Written instruction
Reproduce all lines of the listing below in which the word "start" occurs.

▼

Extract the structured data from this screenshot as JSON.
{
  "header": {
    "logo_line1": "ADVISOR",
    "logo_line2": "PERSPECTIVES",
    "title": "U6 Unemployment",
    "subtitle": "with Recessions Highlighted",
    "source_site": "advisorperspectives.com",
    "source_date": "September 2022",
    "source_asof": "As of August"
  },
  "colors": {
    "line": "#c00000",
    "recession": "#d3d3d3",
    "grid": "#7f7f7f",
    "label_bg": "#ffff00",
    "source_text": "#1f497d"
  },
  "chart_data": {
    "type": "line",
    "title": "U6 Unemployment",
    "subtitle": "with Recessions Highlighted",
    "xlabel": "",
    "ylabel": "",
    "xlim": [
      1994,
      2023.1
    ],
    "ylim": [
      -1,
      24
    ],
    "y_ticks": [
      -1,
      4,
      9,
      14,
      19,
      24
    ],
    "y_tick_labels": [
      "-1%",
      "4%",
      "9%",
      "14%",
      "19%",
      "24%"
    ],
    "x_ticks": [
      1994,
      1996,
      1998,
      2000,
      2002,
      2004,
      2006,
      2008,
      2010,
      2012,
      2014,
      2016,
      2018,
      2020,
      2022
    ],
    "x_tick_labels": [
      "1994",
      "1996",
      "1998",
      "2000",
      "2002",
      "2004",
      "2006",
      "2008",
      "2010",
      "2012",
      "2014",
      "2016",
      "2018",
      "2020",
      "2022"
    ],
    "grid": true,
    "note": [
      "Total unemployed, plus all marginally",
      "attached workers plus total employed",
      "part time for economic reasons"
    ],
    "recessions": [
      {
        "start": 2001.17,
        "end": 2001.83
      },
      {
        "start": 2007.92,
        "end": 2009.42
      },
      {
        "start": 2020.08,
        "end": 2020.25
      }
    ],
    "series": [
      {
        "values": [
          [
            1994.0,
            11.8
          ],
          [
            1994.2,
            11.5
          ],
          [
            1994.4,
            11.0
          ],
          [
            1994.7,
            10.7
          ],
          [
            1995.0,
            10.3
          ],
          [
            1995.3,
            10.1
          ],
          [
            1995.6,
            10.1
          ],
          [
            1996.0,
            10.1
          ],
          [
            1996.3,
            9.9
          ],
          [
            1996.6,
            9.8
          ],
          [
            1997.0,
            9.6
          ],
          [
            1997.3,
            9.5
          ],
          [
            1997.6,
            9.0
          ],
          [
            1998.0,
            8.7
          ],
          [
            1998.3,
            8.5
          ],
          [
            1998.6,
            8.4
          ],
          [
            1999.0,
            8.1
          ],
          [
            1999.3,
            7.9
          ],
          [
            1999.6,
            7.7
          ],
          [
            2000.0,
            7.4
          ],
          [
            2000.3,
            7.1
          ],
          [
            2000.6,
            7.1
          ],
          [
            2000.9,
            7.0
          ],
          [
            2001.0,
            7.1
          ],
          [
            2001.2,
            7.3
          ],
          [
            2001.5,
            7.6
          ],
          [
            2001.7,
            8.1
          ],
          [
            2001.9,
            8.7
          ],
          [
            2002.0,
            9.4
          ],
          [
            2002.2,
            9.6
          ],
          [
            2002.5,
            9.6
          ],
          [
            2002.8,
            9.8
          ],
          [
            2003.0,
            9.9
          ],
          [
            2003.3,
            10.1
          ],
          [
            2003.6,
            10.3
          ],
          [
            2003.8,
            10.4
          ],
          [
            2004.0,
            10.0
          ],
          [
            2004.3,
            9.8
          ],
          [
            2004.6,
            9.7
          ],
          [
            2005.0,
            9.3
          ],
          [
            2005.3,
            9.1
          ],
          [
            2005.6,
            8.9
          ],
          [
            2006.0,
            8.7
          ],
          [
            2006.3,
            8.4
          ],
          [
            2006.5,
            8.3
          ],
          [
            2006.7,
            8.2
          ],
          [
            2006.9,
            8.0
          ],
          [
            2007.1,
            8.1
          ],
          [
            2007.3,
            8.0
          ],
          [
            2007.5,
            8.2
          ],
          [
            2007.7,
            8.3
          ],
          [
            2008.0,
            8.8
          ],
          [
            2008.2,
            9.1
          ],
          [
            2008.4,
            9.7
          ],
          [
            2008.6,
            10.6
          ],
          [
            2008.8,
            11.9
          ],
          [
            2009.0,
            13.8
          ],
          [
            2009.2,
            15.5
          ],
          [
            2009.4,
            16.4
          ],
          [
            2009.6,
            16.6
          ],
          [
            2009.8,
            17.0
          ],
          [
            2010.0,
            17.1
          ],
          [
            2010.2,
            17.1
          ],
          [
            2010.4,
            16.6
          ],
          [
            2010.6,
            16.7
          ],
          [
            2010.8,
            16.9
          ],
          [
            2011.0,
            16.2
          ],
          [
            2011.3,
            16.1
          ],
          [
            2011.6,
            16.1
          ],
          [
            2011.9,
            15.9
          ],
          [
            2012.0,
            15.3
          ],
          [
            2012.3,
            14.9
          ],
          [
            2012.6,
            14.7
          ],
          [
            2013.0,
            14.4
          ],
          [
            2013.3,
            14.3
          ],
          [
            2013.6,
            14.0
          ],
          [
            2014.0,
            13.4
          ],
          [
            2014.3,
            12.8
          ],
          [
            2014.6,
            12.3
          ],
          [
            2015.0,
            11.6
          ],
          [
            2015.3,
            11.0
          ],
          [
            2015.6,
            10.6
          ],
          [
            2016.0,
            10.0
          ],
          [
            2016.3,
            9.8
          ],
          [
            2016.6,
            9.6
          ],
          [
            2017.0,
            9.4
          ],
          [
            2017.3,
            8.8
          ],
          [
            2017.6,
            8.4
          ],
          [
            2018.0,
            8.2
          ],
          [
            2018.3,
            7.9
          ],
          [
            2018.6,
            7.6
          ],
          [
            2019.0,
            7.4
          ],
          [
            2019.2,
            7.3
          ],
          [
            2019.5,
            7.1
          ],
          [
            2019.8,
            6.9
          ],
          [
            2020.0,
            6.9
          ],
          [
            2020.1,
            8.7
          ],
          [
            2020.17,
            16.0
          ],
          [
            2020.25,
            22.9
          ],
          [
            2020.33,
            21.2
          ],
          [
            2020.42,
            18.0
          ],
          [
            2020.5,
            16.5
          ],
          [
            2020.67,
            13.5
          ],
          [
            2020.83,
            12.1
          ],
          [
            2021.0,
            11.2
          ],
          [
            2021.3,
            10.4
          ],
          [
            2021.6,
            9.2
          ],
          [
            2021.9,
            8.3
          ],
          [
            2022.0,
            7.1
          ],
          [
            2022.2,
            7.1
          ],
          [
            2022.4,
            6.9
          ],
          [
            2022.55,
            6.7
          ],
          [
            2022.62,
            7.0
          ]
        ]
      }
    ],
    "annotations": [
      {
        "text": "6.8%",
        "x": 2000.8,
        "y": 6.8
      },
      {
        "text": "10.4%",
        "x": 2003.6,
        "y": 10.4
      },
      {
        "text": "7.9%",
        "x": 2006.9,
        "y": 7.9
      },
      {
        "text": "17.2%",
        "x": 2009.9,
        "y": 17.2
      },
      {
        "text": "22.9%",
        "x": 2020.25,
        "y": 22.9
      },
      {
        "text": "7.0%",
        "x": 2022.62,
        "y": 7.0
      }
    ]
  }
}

▲

Result for this exercise
        "start": 2001.17,
        "start": 2007.92,
        "start": 2020.08,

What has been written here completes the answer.